Dataset excerpt
---+---

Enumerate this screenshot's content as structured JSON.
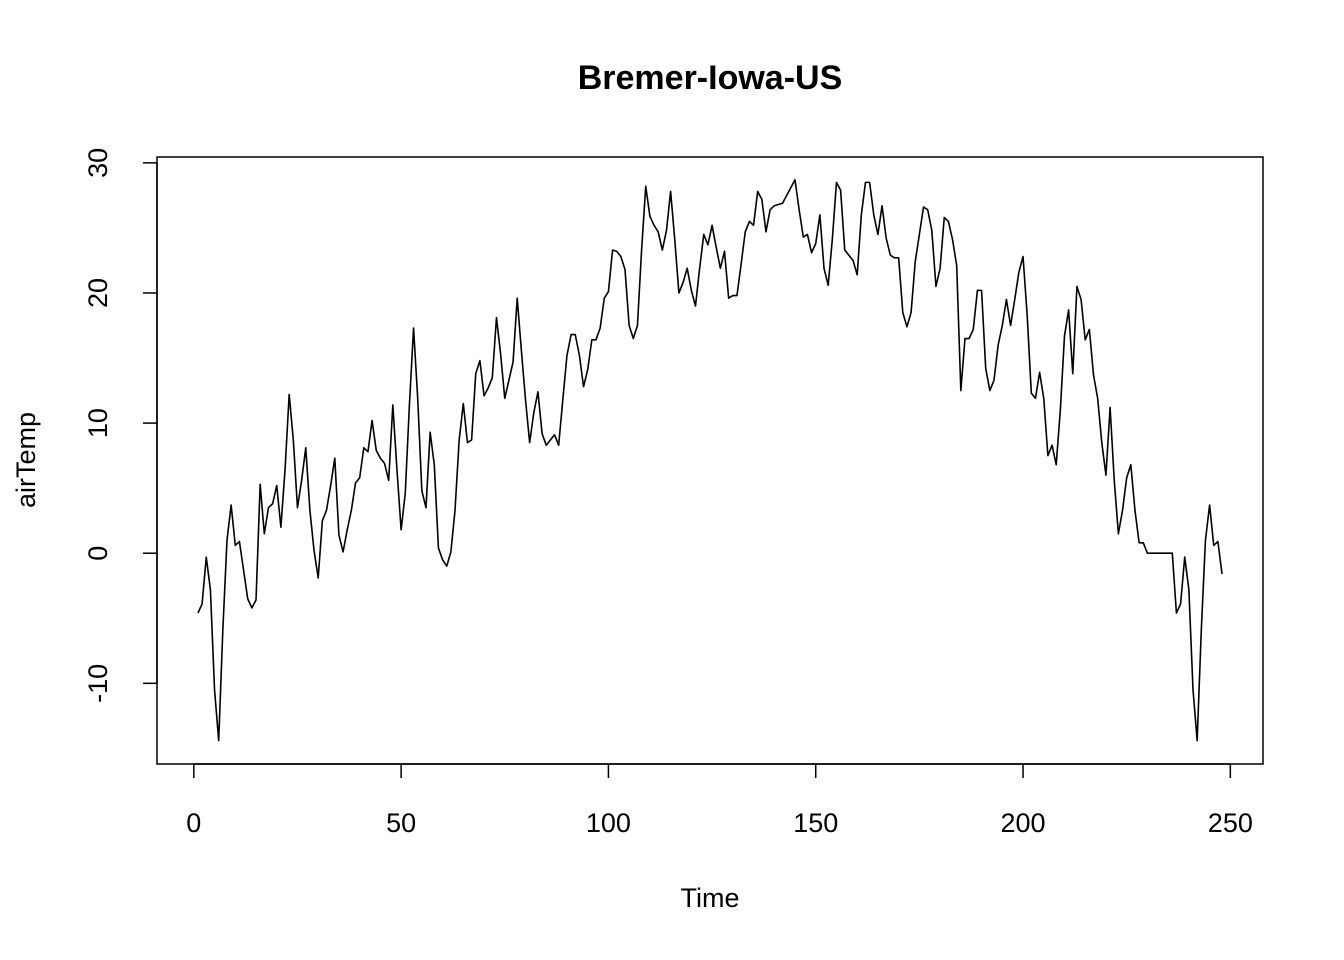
{
  "chart_data": {
    "type": "line",
    "title": "Bremer-Iowa-US",
    "x_label": "Time",
    "y_label": "airTemp",
    "color": "#000000",
    "xlim": [
      -8.88,
      257.88
    ],
    "ylim": [
      -16.2,
      30.45
    ],
    "xticks": [
      0,
      50,
      100,
      150,
      200,
      250
    ],
    "yticks": [
      -10,
      0,
      10,
      20,
      30
    ],
    "x": [
      1,
      2,
      3,
      4,
      5,
      6,
      7,
      8,
      9,
      10,
      11,
      12,
      13,
      14,
      15,
      16,
      17,
      18,
      19,
      20,
      21,
      22,
      23,
      24,
      25,
      26,
      27,
      28,
      29,
      30,
      31,
      32,
      33,
      34,
      35,
      36,
      37,
      38,
      39,
      40,
      41,
      42,
      43,
      44,
      45,
      46,
      47,
      48,
      49,
      50,
      51,
      52,
      53,
      54,
      55,
      56,
      57,
      58,
      59,
      60,
      61,
      62,
      63,
      64,
      65,
      66,
      67,
      68,
      69,
      70,
      71,
      72,
      73,
      74,
      75,
      76,
      77,
      78,
      79,
      80,
      81,
      82,
      83,
      84,
      85,
      86,
      87,
      88,
      89,
      90,
      91,
      92,
      93,
      94,
      95,
      96,
      97,
      98,
      99,
      100,
      101,
      102,
      103,
      104,
      105,
      106,
      107,
      108,
      109,
      110,
      111,
      112,
      113,
      114,
      115,
      116,
      117,
      118,
      119,
      120,
      121,
      122,
      123,
      124,
      125,
      126,
      127,
      128,
      129,
      130,
      131,
      132,
      133,
      134,
      135,
      136,
      137,
      138,
      139,
      140,
      141,
      142,
      143,
      144,
      145,
      146,
      147,
      148,
      149,
      150,
      151,
      152,
      153,
      154,
      155,
      156,
      157,
      158,
      159,
      160,
      161,
      162,
      163,
      164,
      165,
      166,
      167,
      168,
      169,
      170,
      171,
      172,
      173,
      174,
      175,
      176,
      177,
      178,
      179,
      180,
      181,
      182,
      183,
      184,
      185,
      186,
      187,
      188,
      189,
      190,
      191,
      192,
      193,
      194,
      195,
      196,
      197,
      198,
      199,
      200,
      201,
      202,
      203,
      204,
      205,
      206,
      207,
      208,
      209,
      210,
      211,
      212,
      213,
      214,
      215,
      216,
      217,
      218,
      219,
      220,
      221,
      222,
      223,
      224,
      225,
      226,
      227,
      228,
      229,
      230,
      231,
      232,
      233,
      234,
      235,
      236,
      237,
      238,
      239,
      240,
      241,
      242,
      243,
      244,
      245,
      246,
      247,
      248
    ],
    "values": [
      -4.6,
      -3.9,
      -0.3,
      -2.8,
      -10.5,
      -14.4,
      -5.9,
      1.0,
      3.7,
      0.6,
      0.9,
      -1.3,
      -3.5,
      -4.2,
      -3.6,
      5.3,
      1.5,
      3.5,
      3.8,
      5.2,
      2.0,
      6.4,
      12.2,
      8.7,
      3.5,
      5.6,
      8.1,
      3.3,
      0.2,
      -1.9,
      2.5,
      3.3,
      5.2,
      7.3,
      1.4,
      0.1,
      1.8,
      3.3,
      5.4,
      5.8,
      8.1,
      7.8,
      10.2,
      7.9,
      7.3,
      6.9,
      5.6,
      11.4,
      6.4,
      1.8,
      4.6,
      11.4,
      17.3,
      11.9,
      4.8,
      3.5,
      9.3,
      6.8,
      0.4,
      -0.5,
      -1.0,
      0.1,
      3.3,
      8.7,
      11.5,
      8.5,
      8.7,
      13.8,
      14.8,
      12.1,
      12.7,
      13.5,
      18.1,
      15.3,
      11.9,
      13.3,
      14.7,
      19.6,
      15.6,
      11.8,
      8.5,
      10.8,
      12.4,
      9.2,
      8.3,
      8.7,
      9.1,
      8.3,
      11.8,
      15.2,
      16.8,
      16.8,
      15.2,
      12.8,
      14.1,
      16.4,
      16.4,
      17.3,
      19.6,
      20.1,
      23.3,
      23.2,
      22.8,
      21.8,
      17.5,
      16.5,
      17.5,
      23.3,
      28.2,
      25.9,
      25.2,
      24.7,
      23.3,
      24.8,
      27.8,
      24.1,
      20.0,
      20.8,
      21.9,
      20.2,
      19.0,
      21.9,
      24.5,
      23.7,
      25.2,
      23.5,
      21.9,
      23.2,
      19.6,
      19.8,
      19.8,
      22.2,
      24.7,
      25.5,
      25.2,
      27.8,
      27.2,
      24.7,
      26.4,
      26.7,
      26.8,
      26.9,
      27.5,
      28.1,
      28.7,
      26.4,
      24.3,
      24.5,
      23.1,
      23.8,
      26.0,
      21.9,
      20.6,
      24.1,
      28.5,
      27.9,
      23.3,
      22.9,
      22.5,
      21.4,
      26.0,
      28.5,
      28.5,
      26.0,
      24.5,
      26.7,
      24.2,
      22.9,
      22.7,
      22.7,
      18.5,
      17.4,
      18.5,
      22.4,
      24.5,
      26.6,
      26.4,
      24.8,
      20.5,
      21.9,
      25.8,
      25.5,
      24.1,
      22.1,
      12.5,
      16.5,
      16.5,
      17.2,
      20.2,
      20.2,
      14.2,
      12.5,
      13.3,
      16.0,
      17.5,
      19.5,
      17.5,
      19.5,
      21.6,
      22.8,
      18.3,
      12.3,
      11.9,
      13.9,
      11.9,
      7.5,
      8.3,
      6.8,
      11.0,
      16.7,
      18.7,
      13.8,
      20.5,
      19.5,
      16.4,
      17.2,
      13.7,
      11.9,
      8.5,
      6.0,
      11.2,
      5.6,
      1.5,
      3.3,
      5.8,
      6.8,
      3.3,
      0.8,
      0.8,
      0,
      0,
      0,
      0,
      0,
      0,
      0,
      -4.6,
      -3.9,
      -0.3,
      -2.8,
      -10.5,
      -14.4,
      -5.9,
      1.0,
      3.7,
      0.6,
      0.9,
      -1.6
    ]
  }
}
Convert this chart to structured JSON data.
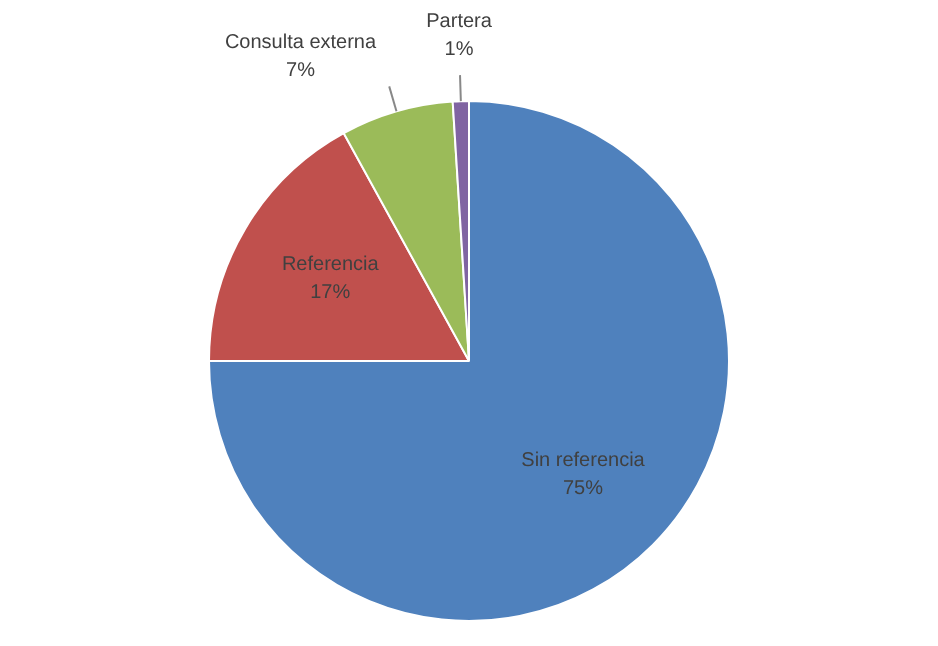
{
  "chart_data": {
    "type": "pie",
    "categories": [
      "Sin referencia",
      "Referencia",
      "Consulta externa",
      "Partera"
    ],
    "values": [
      75,
      17,
      7,
      1
    ],
    "colors": [
      "#4f81bd",
      "#c0504d",
      "#9bbb59",
      "#8064a2"
    ],
    "value_labels": [
      "75%",
      "17%",
      "7%",
      "1%"
    ],
    "legend": false
  }
}
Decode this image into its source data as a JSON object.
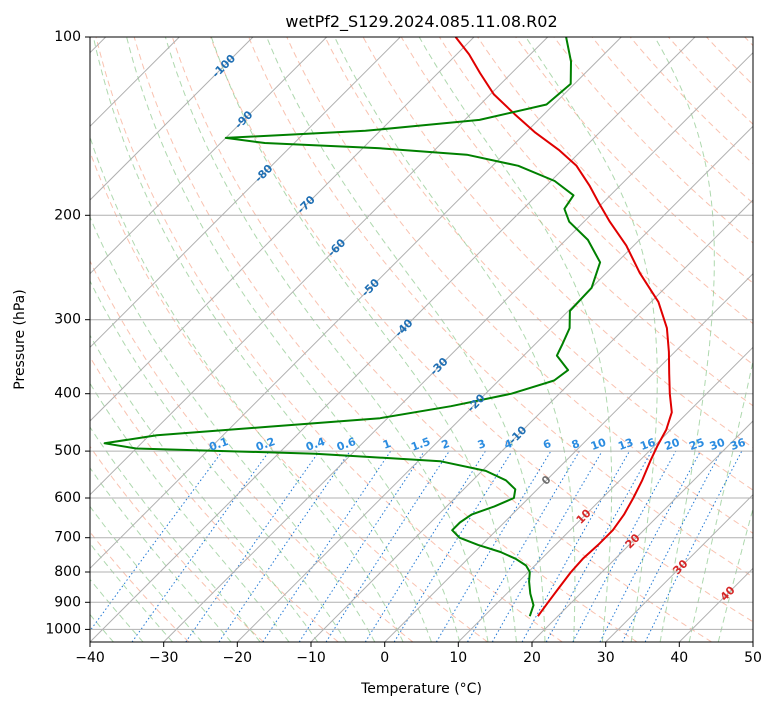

---+---

* **Problem requirements**:
Write out every entry again word for word, without any of the pictures.

* **Problem solution**:
Enumerate this screenshot's content as structured JSON.
{
  "chart_data": {
    "type": "line",
    "title": "Bremer-Iowa-US",
    "x_label": "Time",
    "y_label": "airTemp",
    "color": "#000000",
    "xlim": [
      -8.88,
      257.88
    ],
    "ylim": [
      -16.2,
      30.45
    ],
    "xticks": [
      0,
      50,
      100,
      150,
      200,
      250
    ],
    "yticks": [
      -10,
      0,
      10,
      20,
      30
    ],
    "x": [
      1,
      2,
      3,
      4,
      5,
      6,
      7,
      8,
      9,
      10,
      11,
      12,
      13,
      14,
      15,
      16,
      17,
      18,
      19,
      20,
      21,
      22,
      23,
      24,
      25,
      26,
      27,
      28,
      29,
      30,
      31,
      32,
      33,
      34,
      35,
      36,
      37,
      38,
      39,
      40,
      41,
      42,
      43,
      44,
      45,
      46,
      47,
      48,
      49,
      50,
      51,
      52,
      53,
      54,
      55,
      56,
      57,
      58,
      59,
      60,
      61,
      62,
      63,
      64,
      65,
      66,
      67,
      68,
      69,
      70,
      71,
      72,
      73,
      74,
      75,
      76,
      77,
      78,
      79,
      80,
      81,
      82,
      83,
      84,
      85,
      86,
      87,
      88,
      89,
      90,
      91,
      92,
      93,
      94,
      95,
      96,
      97,
      98,
      99,
      100,
      101,
      102,
      103,
      104,
      105,
      106,
      107,
      108,
      109,
      110,
      111,
      112,
      113,
      114,
      115,
      116,
      117,
      118,
      119,
      120,
      121,
      122,
      123,
      124,
      125,
      126,
      127,
      128,
      129,
      130,
      131,
      132,
      133,
      134,
      135,
      136,
      137,
      138,
      139,
      140,
      141,
      142,
      143,
      144,
      145,
      146,
      147,
      148,
      149,
      150,
      151,
      152,
      153,
      154,
      155,
      156,
      157,
      158,
      159,
      160,
      161,
      162,
      163,
      164,
      165,
      166,
      167,
      168,
      169,
      170,
      171,
      172,
      173,
      174,
      175,
      176,
      177,
      178,
      179,
      180,
      181,
      182,
      183,
      184,
      185,
      186,
      187,
      188,
      189,
      190,
      191,
      192,
      193,
      194,
      195,
      196,
      197,
      198,
      199,
      200,
      201,
      202,
      203,
      204,
      205,
      206,
      207,
      208,
      209,
      210,
      211,
      212,
      213,
      214,
      215,
      216,
      217,
      218,
      219,
      220,
      221,
      222,
      223,
      224,
      225,
      226,
      227,
      228,
      229,
      230,
      231,
      232,
      233,
      234,
      235,
      236,
      237,
      238,
      239,
      240,
      241,
      242,
      243,
      244,
      245,
      246,
      247,
      248
    ],
    "values": [
      -4.6,
      -3.9,
      -0.3,
      -2.8,
      -10.5,
      -14.4,
      -5.9,
      1.0,
      3.7,
      0.6,
      0.9,
      -1.3,
      -3.5,
      -4.2,
      -3.6,
      5.3,
      1.5,
      3.5,
      3.8,
      5.2,
      2.0,
      6.4,
      12.2,
      8.7,
      3.5,
      5.6,
      8.1,
      3.3,
      0.2,
      -1.9,
      2.5,
      3.3,
      5.2,
      7.3,
      1.4,
      0.1,
      1.8,
      3.3,
      5.4,
      5.8,
      8.1,
      7.8,
      10.2,
      7.9,
      7.3,
      6.9,
      5.6,
      11.4,
      6.4,
      1.8,
      4.6,
      11.4,
      17.3,
      11.9,
      4.8,
      3.5,
      9.3,
      6.8,
      0.4,
      -0.5,
      -1.0,
      0.1,
      3.3,
      8.7,
      11.5,
      8.5,
      8.7,
      13.8,
      14.8,
      12.1,
      12.7,
      13.5,
      18.1,
      15.3,
      11.9,
      13.3,
      14.7,
      19.6,
      15.6,
      11.8,
      8.5,
      10.8,
      12.4,
      9.2,
      8.3,
      8.7,
      9.1,
      8.3,
      11.8,
      15.2,
      16.8,
      16.8,
      15.2,
      12.8,
      14.1,
      16.4,
      16.4,
      17.3,
      19.6,
      20.1,
      23.3,
      23.2,
      22.8,
      21.8,
      17.5,
      16.5,
      17.5,
      23.3,
      28.2,
      25.9,
      25.2,
      24.7,
      23.3,
      24.8,
      27.8,
      24.1,
      20.0,
      20.8,
      21.9,
      20.2,
      19.0,
      21.9,
      24.5,
      23.7,
      25.2,
      23.5,
      21.9,
      23.2,
      19.6,
      19.8,
      19.8,
      22.2,
      24.7,
      25.5,
      25.2,
      27.8,
      27.2,
      24.7,
      26.4,
      26.7,
      26.8,
      26.9,
      27.5,
      28.1,
      28.7,
      26.4,
      24.3,
      24.5,
      23.1,
      23.8,
      26.0,
      21.9,
      20.6,
      24.1,
      28.5,
      27.9,
      23.3,
      22.9,
      22.5,
      21.4,
      26.0,
      28.5,
      28.5,
      26.0,
      24.5,
      26.7,
      24.2,
      22.9,
      22.7,
      22.7,
      18.5,
      17.4,
      18.5,
      22.4,
      24.5,
      26.6,
      26.4,
      24.8,
      20.5,
      21.9,
      25.8,
      25.5,
      24.1,
      22.1,
      12.5,
      16.5,
      16.5,
      17.2,
      20.2,
      20.2,
      14.2,
      12.5,
      13.3,
      16.0,
      17.5,
      19.5,
      17.5,
      19.5,
      21.6,
      22.8,
      18.3,
      12.3,
      11.9,
      13.9,
      11.9,
      7.5,
      8.3,
      6.8,
      11.0,
      16.7,
      18.7,
      13.8,
      20.5,
      19.5,
      16.4,
      17.2,
      13.7,
      11.9,
      8.5,
      6.0,
      11.2,
      5.6,
      1.5,
      3.3,
      5.8,
      6.8,
      3.3,
      0.8,
      0.8,
      0,
      0,
      0,
      0,
      0,
      0,
      0,
      -4.6,
      -3.9,
      -0.3,
      -2.8,
      -10.5,
      -14.4,
      -5.9,
      1.0,
      3.7,
      0.6,
      0.9,
      -1.6
    ]
  }
}
Convert this chart to structured JSON data.
{
  "chart_data": {
    "type": "pie",
    "categories": [
      "Sin referencia",
      "Referencia",
      "Consulta externa",
      "Partera"
    ],
    "values": [
      75,
      17,
      7,
      1
    ],
    "colors": [
      "#4f81bd",
      "#c0504d",
      "#9bbb59",
      "#8064a2"
    ],
    "value_labels": [
      "75%",
      "17%",
      "7%",
      "1%"
    ],
    "legend": false
  }
}
Decode this image into its source data as a JSON object.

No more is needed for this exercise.